TASK PROMPT:
Copy the lines that follow, keeping every character the same.

BEGIN DATA RECORDS

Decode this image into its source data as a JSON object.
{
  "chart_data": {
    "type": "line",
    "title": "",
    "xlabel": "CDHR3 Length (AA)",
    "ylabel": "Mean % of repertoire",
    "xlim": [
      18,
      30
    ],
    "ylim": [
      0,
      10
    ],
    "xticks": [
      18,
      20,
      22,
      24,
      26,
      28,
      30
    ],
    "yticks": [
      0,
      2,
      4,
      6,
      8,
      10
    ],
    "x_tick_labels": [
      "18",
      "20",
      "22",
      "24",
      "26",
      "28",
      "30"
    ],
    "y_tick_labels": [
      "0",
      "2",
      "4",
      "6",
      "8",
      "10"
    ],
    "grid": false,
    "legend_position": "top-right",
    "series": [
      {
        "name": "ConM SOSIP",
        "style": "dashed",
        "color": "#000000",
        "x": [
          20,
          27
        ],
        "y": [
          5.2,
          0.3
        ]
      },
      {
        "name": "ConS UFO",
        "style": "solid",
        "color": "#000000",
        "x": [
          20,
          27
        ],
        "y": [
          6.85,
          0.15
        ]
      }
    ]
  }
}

END DATA RECORDS

RESPONSE TO THIS EXERCISE:
Decode this image into its source data as a JSON object.
{
  "chart_data": {
    "type": "line",
    "title": "",
    "xlabel": "CDHR3 Length (AA)",
    "ylabel": "Mean % of repertoire",
    "xlim": [
      18,
      30
    ],
    "ylim": [
      0,
      10
    ],
    "xticks": [
      18,
      20,
      22,
      24,
      26,
      28,
      30
    ],
    "yticks": [
      0,
      2,
      4,
      6,
      8,
      10
    ],
    "x_tick_labels": [
      "18",
      "20",
      "22",
      "24",
      "26",
      "28",
      "30"
    ],
    "y_tick_labels": [
      "0",
      "2",
      "4",
      "6",
      "8",
      "10"
    ],
    "grid": false,
    "legend_position": "top-right",
    "series": [
      {
        "name": "ConM SOSIP",
        "style": "dashed",
        "color": "#000000",
        "x": [
          20,
          27
        ],
        "y": [
          5.2,
          0.3
        ]
      },
      {
        "name": "ConS UFO",
        "style": "solid",
        "color": "#000000",
        "x": [
          20,
          27
        ],
        "y": [
          6.85,
          0.15
        ]
      }
    ]
  }
}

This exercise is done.